**Short exercise**
Lines that contain "xlabel" are to be counted; give only their number.

**The records**
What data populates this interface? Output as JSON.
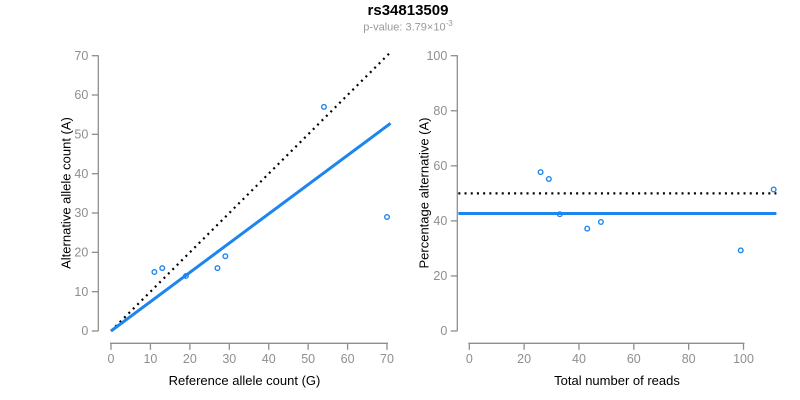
{
  "header": {
    "title": "rs34813509",
    "subtitle_base": "p-value: 3.79×10",
    "subtitle_exponent": "-3"
  },
  "colors": {
    "accent_blue": "#1C86EE",
    "line_black": "#000000",
    "axis_gray": "#8E8E8E",
    "tick_label_gray": "#8E8E8E",
    "subtitle_gray": "#999999",
    "background": "#FFFFFF"
  },
  "chart_data": [
    {
      "id": "allele-counts-scatter",
      "type": "scatter",
      "xlabel": "Reference allele count (G)",
      "ylabel": "Alternative allele count (A)",
      "xlim": [
        0,
        72
      ],
      "ylim": [
        0,
        71
      ],
      "xticks": [
        0,
        10,
        20,
        30,
        40,
        50,
        60,
        70
      ],
      "yticks": [
        0,
        10,
        20,
        30,
        40,
        50,
        60,
        70
      ],
      "grid": false,
      "legend": "none",
      "points": [
        {
          "x": 11,
          "y": 15
        },
        {
          "x": 13,
          "y": 16
        },
        {
          "x": 19,
          "y": 14
        },
        {
          "x": 27,
          "y": 16
        },
        {
          "x": 29,
          "y": 19
        },
        {
          "x": 54,
          "y": 57
        },
        {
          "x": 70,
          "y": 29
        }
      ],
      "lines": [
        {
          "name": "identity-line",
          "style": "dotted",
          "color": "#000000",
          "x1": 0,
          "y1": 0,
          "x2": 70.6,
          "y2": 70.6
        },
        {
          "name": "allelic-fit-line",
          "style": "solid",
          "color": "#1C86EE",
          "x1": 0,
          "y1": 0,
          "x2": 70.9,
          "y2": 52.8
        }
      ],
      "point_style": {
        "shape": "open-circle",
        "color": "#1C86EE"
      }
    },
    {
      "id": "percentage-vs-reads-scatter",
      "type": "scatter",
      "xlabel": "Total number of reads",
      "ylabel": "Percentage alternative (A)",
      "xlim": [
        -4,
        112
      ],
      "ylim": [
        0,
        100
      ],
      "xticks": [
        0,
        20,
        40,
        60,
        80,
        100
      ],
      "yticks": [
        0,
        20,
        40,
        60,
        80,
        100
      ],
      "grid": false,
      "legend": "none",
      "points": [
        {
          "x": 26,
          "y": 57.7
        },
        {
          "x": 29,
          "y": 55.2
        },
        {
          "x": 33,
          "y": 42.4
        },
        {
          "x": 43,
          "y": 37.2
        },
        {
          "x": 48,
          "y": 39.6
        },
        {
          "x": 99,
          "y": 29.3
        },
        {
          "x": 111,
          "y": 51.4
        }
      ],
      "lines": [
        {
          "name": "expected-50pct-line",
          "style": "dotted",
          "color": "#000000",
          "x1": -4,
          "y1": 50,
          "x2": 112,
          "y2": 50
        },
        {
          "name": "mean-pct-line",
          "style": "solid",
          "color": "#1C86EE",
          "x1": -4,
          "y1": 42.7,
          "x2": 112,
          "y2": 42.7
        }
      ],
      "point_style": {
        "shape": "open-circle",
        "color": "#1C86EE"
      }
    }
  ]
}
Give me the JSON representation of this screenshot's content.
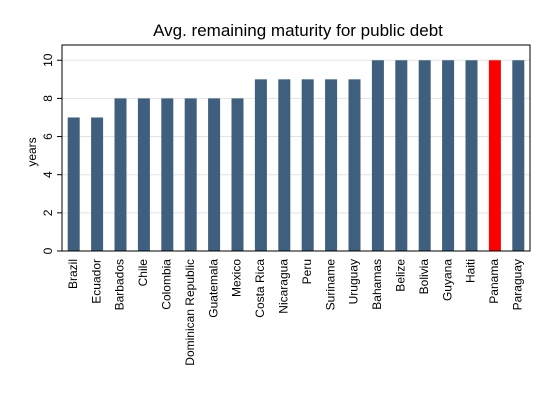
{
  "chart_data": {
    "type": "bar",
    "title": "Avg. remaining maturity for public debt",
    "y_label": "years",
    "categories": [
      "Brazil",
      "Ecuador",
      "Barbados",
      "Chile",
      "Colombia",
      "Dominican Republic",
      "Guatemala",
      "Mexico",
      "Costa Rica",
      "Nicaragua",
      "Peru",
      "Suriname",
      "Uruguay",
      "Bahamas",
      "Belize",
      "Bolivia",
      "Guyana",
      "Haiti",
      "Panama",
      "Paraguay"
    ],
    "values": [
      7,
      7,
      8,
      8,
      8,
      8,
      8,
      8,
      9,
      9,
      9,
      9,
      9,
      10,
      10,
      10,
      10,
      10,
      10,
      10
    ],
    "colors": [
      "#3e5f7d",
      "#3e5f7d",
      "#3e5f7d",
      "#3e5f7d",
      "#3e5f7d",
      "#3e5f7d",
      "#3e5f7d",
      "#3e5f7d",
      "#3e5f7d",
      "#3e5f7d",
      "#3e5f7d",
      "#3e5f7d",
      "#3e5f7d",
      "#3e5f7d",
      "#3e5f7d",
      "#3e5f7d",
      "#3e5f7d",
      "#3e5f7d",
      "#ff0000",
      "#3e5f7d"
    ],
    "ylim": [
      0,
      10.8
    ],
    "yticks": [
      0,
      2,
      4,
      6,
      8,
      10
    ],
    "grid": true
  }
}
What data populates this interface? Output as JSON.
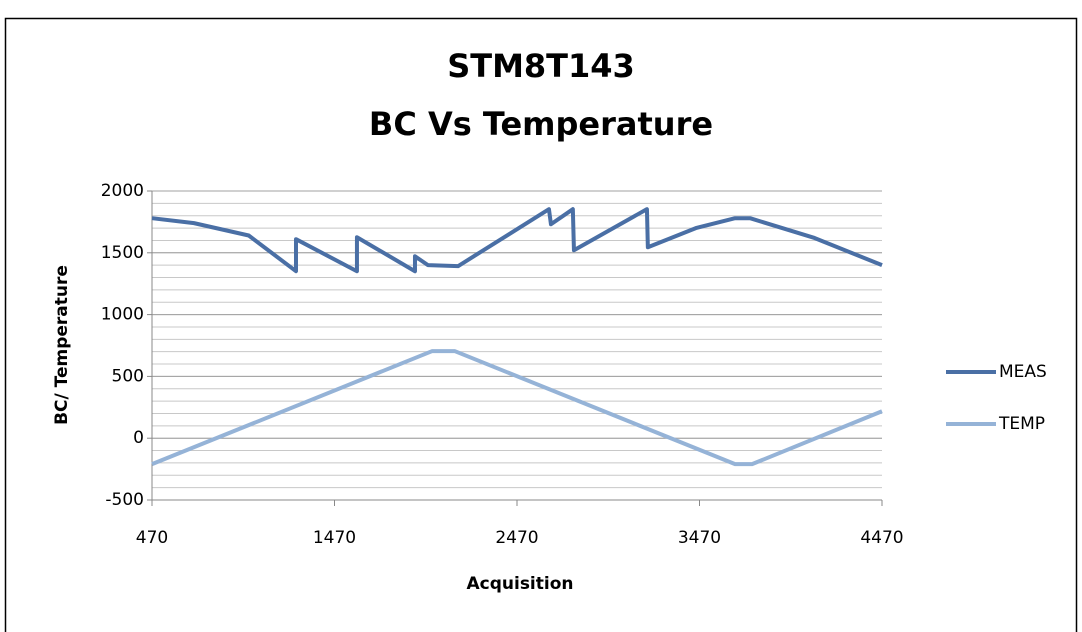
{
  "chart_data": {
    "type": "line",
    "title": [
      "STM8T143",
      "BC Vs Temperature"
    ],
    "x_label": "Acquisition",
    "y_label": "BC/ Temperature",
    "xlim": [
      470,
      4470
    ],
    "xticks": [
      470,
      1470,
      2470,
      3470,
      4470
    ],
    "ylim": [
      -500,
      2000
    ],
    "yticks": [
      -500,
      0,
      500,
      1000,
      1500,
      2000
    ],
    "grid": true,
    "minor_grid_step": 100,
    "legend": "right",
    "series": [
      {
        "name": "MEAS",
        "color": "#4a6fa5",
        "x": [
          470,
          700,
          1000,
          1259,
          1259,
          1593,
          1593,
          1911,
          1911,
          1982,
          2147,
          2645,
          2656,
          2776,
          2782,
          3182,
          3187,
          3450,
          3665,
          3747,
          4100,
          4470
        ],
        "values": [
          1780,
          1740,
          1640,
          1351,
          1610,
          1351,
          1626,
          1351,
          1472,
          1400,
          1392,
          1853,
          1731,
          1853,
          1521,
          1853,
          1545,
          1700,
          1780,
          1780,
          1620,
          1400
        ]
      },
      {
        "name": "TEMP",
        "color": "#95b3d7",
        "x": [
          470,
          2004,
          2130,
          3665,
          3758,
          4470
        ],
        "values": [
          -210,
          704,
          704,
          -210,
          -210,
          218
        ]
      }
    ]
  }
}
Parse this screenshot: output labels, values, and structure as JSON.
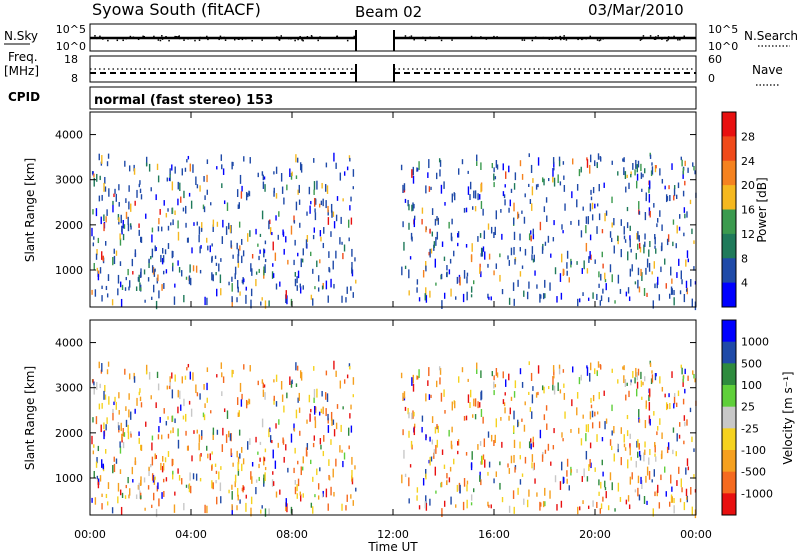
{
  "header": {
    "title": "Syowa South (fitACF)",
    "beam": "Beam 02",
    "date": "03/Mar/2010"
  },
  "strips": {
    "nsky_label": "N.Sky",
    "nsky_ticks": [
      "10^5",
      "10^0"
    ],
    "nsearch_label": "N.Search",
    "nsearch_ticks": [
      "10^5",
      "10^0"
    ],
    "freq_label_1": "Freq.",
    "freq_label_2": "[MHz]",
    "freq_ticks": [
      "18",
      "8"
    ],
    "nave_label": "Nave",
    "nave_ticks": [
      "60",
      "0"
    ],
    "cpid_label": "CPID",
    "cpid_value": "normal (fast stereo) 153"
  },
  "panels": {
    "ylabel": "Slant Range [km]",
    "xlabel": "Time UT",
    "y_ticks": [
      "4000",
      "3000",
      "2000",
      "1000"
    ],
    "x_ticks": [
      "00:00",
      "04:00",
      "08:00",
      "12:00",
      "16:00",
      "20:00",
      "00:00"
    ]
  },
  "chart_data": [
    {
      "type": "heatmap",
      "name": "power",
      "ylabel": "Slant Range [km]",
      "ylim": [
        180,
        4500
      ],
      "x_range_hours": [
        0,
        24
      ],
      "data_gap_hours": [
        10.5,
        12.3
      ],
      "colorbar": {
        "label": "Power [dB]",
        "ticks": [
          "28",
          "24",
          "20",
          "16",
          "12",
          "8",
          "4"
        ],
        "colors": [
          "#e81010",
          "#f04a1a",
          "#f5821f",
          "#f5b81f",
          "#3b9a4e",
          "#1f7a5a",
          "#1f4aa8",
          "#0000ff"
        ]
      }
    },
    {
      "type": "heatmap",
      "name": "velocity",
      "ylabel": "Slant Range [km]",
      "xlabel": "Time UT",
      "ylim": [
        180,
        4500
      ],
      "x_range_hours": [
        0,
        24
      ],
      "data_gap_hours": [
        10.5,
        12.3
      ],
      "colorbar": {
        "label": "Velocity [m s⁻¹]",
        "ticks": [
          "1000",
          "500",
          "100",
          "25",
          "-25",
          "-100",
          "-500",
          "-1000"
        ],
        "colors": [
          "#0000ff",
          "#1f4aa8",
          "#2e8b3e",
          "#5fcf3a",
          "#c8c8c8",
          "#f5d21f",
          "#f5a01f",
          "#f56a1f",
          "#e81010"
        ]
      }
    }
  ]
}
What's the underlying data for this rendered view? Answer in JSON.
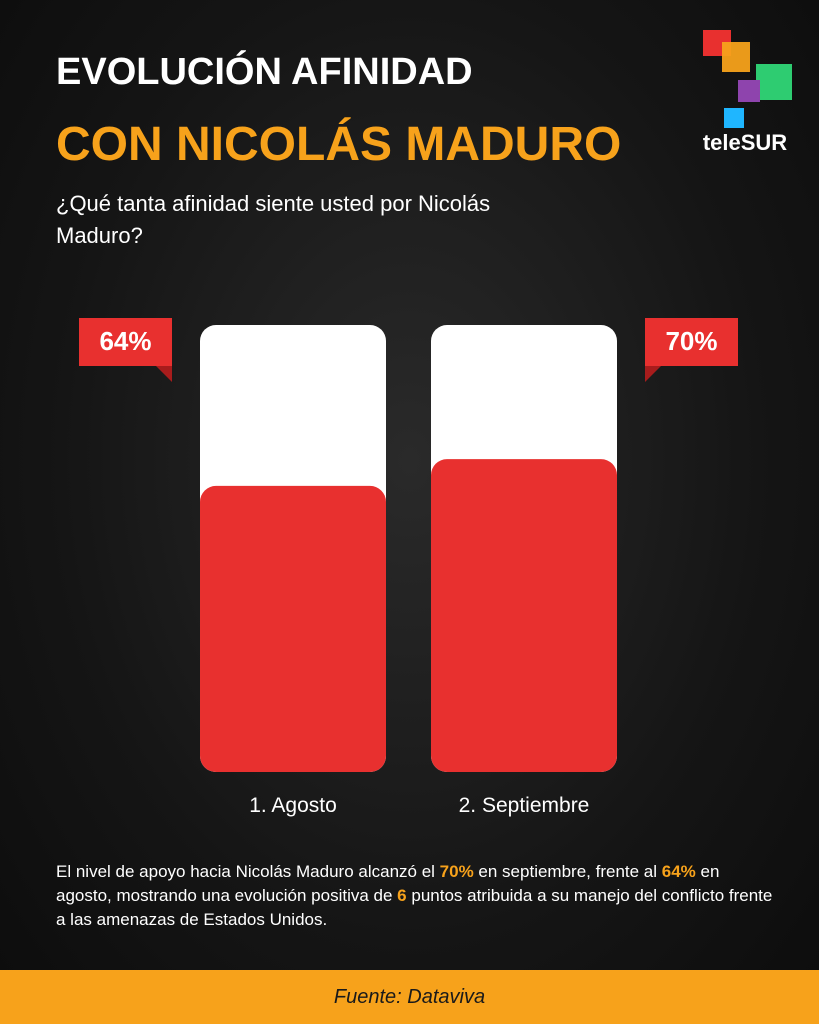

**Reply to the exercise**
4